- **TRAVAIL DEMANDÉ**
Répondez à ces trois questions sur l'extrait sur l'Arménie ci-dessous :
(a) D'après la légende de la photo, où et à quelle date la commémoration du génocide a-t-elle eu lieu ?
(b) Dans quel cadre la personne qui raconte a-t-elle dû écrire un bref discours sur « ma plus grande qualité » ?
(c) À partir de quelle année le peuple arménien a-t-il été chassé de la Turquie ottomane ?

- **EXTRAIT SOURCE**

────

Ecce Homo... Arménie : l’Arménie, un avant-poste « à la lisière du monde »

Ecce Homo... Arménie : l’Arménie, un avant-poste « à la lisière du monde »

La commémoration du génocide à Beverly Hills en Californie le 24 avril 2022. Photo Ringo Chiu/AFP

Il y a quelques années, lorsqu’on m’a demandé d’écrire un bref discours sur « ma plus grande qualité » dans un atelier de prise de parole de femmes, j’ai raconté une histoire-phrase comme celle qui me définissait. « Ma plus grande qualité est que, comme mes parents, comme mes grands-

parents, je suis une survivante », ai-je dit alors. L’époque semble bien triste et la Méditerranée bien amère. Le Caucase surtout.

J’ai eu l’idée de composer un « job » arménien, mais je l’ai trouvé trop fade. Il n’y a point de peuple que je puisse comparer à la patience de l’arménien. Ici, nombreux sont les dossiers à traiter. Il y a là un dialogue aussi impitoyable qu’un duel à l’arme blanche. Une carte de l’Arménie, plutôt de la Turquie, de l’Arménie turque, d’une Turquie arménienne, de cette Turquie ottomane qui fut jadis zone d’habitation privilégiée du peuple philosophe arménien, avant qu’il n’en soit chassé, dans les premières années de la Grande Guerre de 14-18, à partir de 1915, par un terrible et systématique massacre, le génocide.

────

[Données de mise en page visuelle]
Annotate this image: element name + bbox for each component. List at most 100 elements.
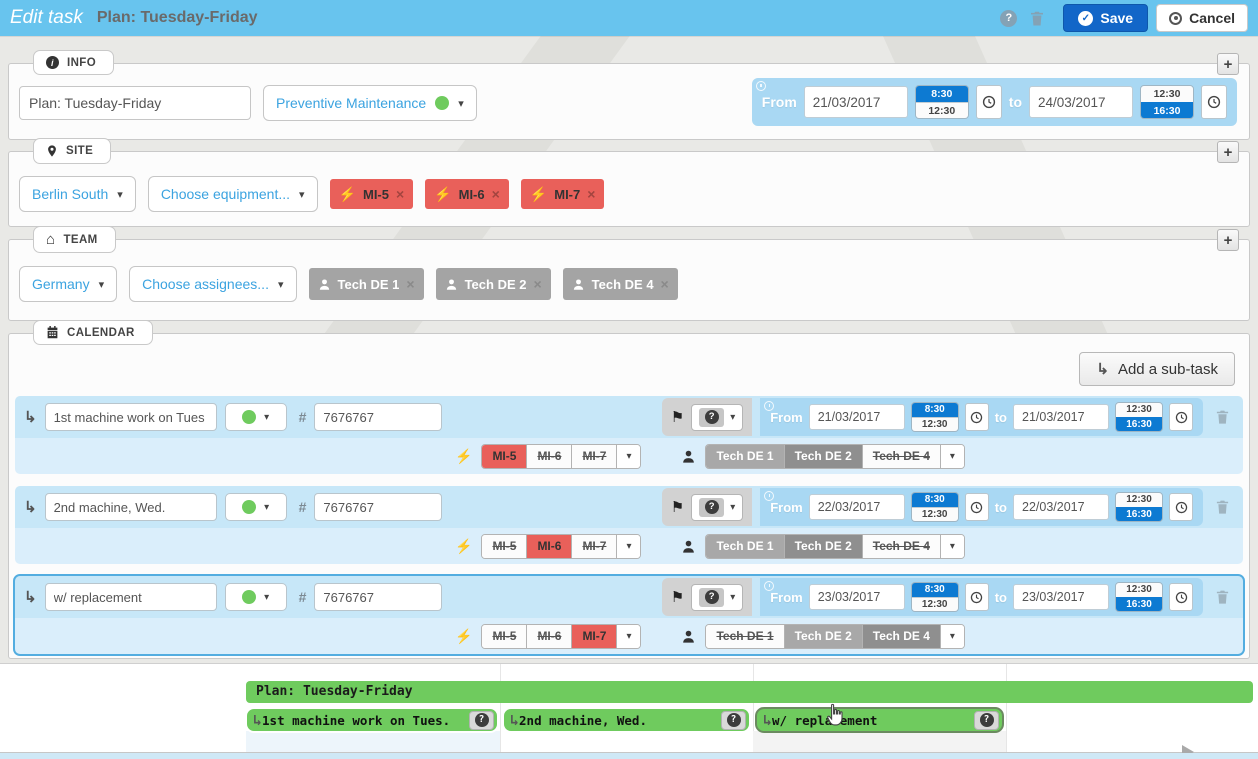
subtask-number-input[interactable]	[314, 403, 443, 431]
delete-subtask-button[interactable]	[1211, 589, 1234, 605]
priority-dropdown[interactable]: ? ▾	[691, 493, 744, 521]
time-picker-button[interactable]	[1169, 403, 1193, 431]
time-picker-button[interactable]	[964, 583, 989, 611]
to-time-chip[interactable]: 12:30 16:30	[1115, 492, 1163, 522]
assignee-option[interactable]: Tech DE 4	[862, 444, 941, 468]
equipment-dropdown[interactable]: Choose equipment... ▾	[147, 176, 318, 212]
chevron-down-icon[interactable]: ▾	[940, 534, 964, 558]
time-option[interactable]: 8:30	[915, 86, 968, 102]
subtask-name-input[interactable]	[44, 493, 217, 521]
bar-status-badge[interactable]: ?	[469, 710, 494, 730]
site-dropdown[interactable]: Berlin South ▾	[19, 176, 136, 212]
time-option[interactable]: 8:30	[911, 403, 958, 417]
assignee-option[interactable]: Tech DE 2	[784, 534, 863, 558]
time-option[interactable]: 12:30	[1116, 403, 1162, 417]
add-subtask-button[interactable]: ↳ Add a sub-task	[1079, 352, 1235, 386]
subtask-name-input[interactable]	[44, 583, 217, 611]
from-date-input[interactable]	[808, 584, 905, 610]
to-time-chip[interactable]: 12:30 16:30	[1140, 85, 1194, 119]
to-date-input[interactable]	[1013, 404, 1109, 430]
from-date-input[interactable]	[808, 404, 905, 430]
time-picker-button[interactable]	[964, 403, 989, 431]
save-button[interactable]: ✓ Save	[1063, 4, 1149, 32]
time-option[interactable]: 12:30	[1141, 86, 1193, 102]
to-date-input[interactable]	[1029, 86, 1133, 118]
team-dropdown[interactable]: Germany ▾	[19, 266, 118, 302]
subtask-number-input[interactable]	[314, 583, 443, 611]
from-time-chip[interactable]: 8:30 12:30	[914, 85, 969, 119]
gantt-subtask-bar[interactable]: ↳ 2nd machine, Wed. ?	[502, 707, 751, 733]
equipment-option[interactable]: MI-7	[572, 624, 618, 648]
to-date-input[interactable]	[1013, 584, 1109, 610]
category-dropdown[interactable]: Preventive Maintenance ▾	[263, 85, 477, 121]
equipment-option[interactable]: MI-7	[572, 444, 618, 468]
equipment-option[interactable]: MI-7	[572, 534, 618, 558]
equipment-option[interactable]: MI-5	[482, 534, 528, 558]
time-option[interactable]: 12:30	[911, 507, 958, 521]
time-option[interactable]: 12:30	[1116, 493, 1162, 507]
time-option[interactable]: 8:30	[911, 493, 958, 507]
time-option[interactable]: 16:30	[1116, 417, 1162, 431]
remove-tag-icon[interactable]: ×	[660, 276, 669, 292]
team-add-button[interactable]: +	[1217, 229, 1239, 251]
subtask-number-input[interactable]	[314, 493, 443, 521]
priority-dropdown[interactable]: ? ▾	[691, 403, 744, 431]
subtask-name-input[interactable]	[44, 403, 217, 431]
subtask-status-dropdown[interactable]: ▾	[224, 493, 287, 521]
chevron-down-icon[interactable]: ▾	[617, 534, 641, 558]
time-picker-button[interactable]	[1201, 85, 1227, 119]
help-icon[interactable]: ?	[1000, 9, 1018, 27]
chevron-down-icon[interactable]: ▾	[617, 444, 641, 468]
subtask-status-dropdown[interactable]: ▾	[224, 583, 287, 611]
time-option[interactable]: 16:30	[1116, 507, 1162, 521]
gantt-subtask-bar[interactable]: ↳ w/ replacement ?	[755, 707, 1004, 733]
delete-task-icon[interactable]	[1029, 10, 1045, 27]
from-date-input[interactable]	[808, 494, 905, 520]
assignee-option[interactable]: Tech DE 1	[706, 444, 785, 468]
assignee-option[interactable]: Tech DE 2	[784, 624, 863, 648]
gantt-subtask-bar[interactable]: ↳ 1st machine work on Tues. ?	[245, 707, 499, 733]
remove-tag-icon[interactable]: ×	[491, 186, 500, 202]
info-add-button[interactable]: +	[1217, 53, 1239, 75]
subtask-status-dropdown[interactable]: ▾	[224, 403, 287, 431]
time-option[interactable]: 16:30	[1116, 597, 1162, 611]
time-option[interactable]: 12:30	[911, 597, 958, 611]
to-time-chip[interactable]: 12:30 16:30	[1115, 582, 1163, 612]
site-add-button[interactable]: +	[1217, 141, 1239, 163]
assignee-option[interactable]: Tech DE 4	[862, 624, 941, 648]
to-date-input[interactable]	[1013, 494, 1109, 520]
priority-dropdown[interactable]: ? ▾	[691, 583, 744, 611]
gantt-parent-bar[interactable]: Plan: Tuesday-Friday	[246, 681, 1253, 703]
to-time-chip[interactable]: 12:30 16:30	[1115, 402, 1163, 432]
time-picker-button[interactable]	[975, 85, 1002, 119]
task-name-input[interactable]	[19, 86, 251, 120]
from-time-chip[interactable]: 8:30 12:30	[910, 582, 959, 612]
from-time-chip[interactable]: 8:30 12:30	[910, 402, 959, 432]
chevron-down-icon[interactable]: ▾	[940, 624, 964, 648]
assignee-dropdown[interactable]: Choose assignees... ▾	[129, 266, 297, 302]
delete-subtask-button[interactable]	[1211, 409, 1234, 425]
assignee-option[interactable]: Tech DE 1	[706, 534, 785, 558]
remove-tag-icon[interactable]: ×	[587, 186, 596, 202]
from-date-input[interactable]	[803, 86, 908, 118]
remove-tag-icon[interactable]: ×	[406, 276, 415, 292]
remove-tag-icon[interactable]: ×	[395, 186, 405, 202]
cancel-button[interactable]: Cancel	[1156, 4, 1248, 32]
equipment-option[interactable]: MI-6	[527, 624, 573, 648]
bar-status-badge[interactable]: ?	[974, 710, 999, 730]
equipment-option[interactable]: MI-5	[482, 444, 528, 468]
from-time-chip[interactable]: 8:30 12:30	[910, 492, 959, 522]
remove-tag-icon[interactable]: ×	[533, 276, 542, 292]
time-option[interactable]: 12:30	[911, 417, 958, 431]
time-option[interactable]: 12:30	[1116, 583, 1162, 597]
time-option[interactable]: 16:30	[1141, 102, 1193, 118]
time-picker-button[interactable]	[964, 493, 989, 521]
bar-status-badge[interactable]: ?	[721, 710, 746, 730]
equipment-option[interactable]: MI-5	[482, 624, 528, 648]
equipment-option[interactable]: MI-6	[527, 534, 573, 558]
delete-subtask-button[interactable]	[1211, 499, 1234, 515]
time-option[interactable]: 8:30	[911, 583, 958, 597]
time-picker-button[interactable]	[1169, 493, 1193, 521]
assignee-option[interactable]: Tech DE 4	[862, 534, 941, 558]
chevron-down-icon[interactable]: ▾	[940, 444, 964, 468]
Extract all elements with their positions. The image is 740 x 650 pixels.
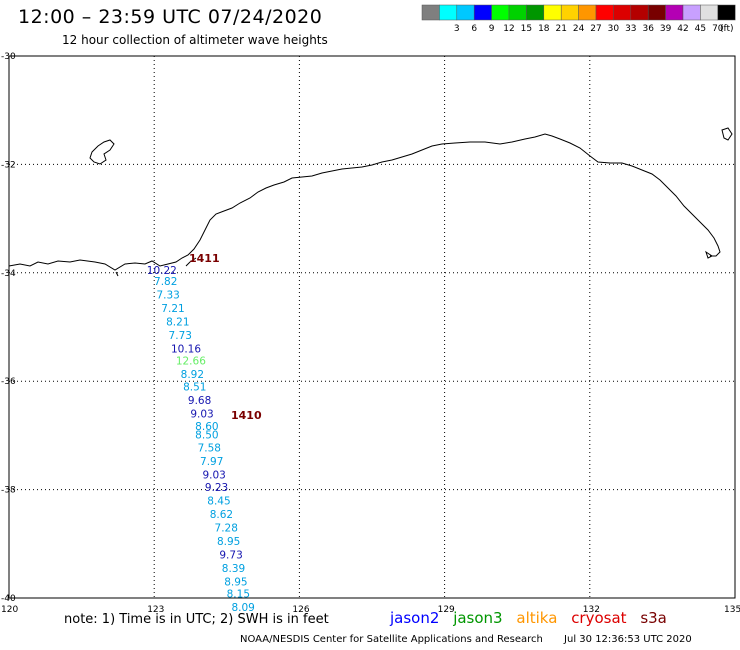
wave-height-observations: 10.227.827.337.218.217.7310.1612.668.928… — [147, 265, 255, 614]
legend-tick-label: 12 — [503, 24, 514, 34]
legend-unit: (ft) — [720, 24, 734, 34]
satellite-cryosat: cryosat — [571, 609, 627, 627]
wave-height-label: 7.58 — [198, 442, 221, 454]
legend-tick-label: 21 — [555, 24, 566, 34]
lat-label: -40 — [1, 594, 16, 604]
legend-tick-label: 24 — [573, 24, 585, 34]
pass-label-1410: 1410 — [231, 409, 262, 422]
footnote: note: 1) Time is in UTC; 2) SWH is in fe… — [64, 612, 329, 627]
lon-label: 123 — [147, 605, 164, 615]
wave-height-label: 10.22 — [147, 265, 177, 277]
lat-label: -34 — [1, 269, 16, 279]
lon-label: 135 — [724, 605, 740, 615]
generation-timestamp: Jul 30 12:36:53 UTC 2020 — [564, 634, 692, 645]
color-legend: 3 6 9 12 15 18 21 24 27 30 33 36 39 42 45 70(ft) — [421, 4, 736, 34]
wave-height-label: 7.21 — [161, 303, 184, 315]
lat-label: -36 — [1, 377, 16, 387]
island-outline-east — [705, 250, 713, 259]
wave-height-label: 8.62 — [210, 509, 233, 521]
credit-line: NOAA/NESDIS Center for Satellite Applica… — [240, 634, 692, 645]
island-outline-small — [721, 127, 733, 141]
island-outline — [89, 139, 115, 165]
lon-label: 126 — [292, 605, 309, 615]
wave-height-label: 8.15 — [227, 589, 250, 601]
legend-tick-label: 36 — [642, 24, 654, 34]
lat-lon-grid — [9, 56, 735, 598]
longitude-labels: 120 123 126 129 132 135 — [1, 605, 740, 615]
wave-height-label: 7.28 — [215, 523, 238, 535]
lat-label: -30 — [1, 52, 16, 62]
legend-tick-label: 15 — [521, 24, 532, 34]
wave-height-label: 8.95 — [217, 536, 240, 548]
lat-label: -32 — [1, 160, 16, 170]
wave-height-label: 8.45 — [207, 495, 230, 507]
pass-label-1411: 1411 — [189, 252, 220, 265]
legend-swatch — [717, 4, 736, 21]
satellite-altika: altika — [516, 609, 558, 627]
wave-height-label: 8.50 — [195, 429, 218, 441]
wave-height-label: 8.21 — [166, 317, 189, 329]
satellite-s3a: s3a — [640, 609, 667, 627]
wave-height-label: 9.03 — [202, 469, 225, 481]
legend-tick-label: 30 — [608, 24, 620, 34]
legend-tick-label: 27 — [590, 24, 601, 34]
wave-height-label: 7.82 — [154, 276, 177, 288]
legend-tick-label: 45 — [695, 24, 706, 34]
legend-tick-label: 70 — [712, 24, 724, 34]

────

- **RÉPONSE À L'EXERCICE**
(a) À Beverly Hills, en Californie, le 24 avril 2022.
(b) Dans un atelier de prise de parole de femmes.
(c) À partir de 1915.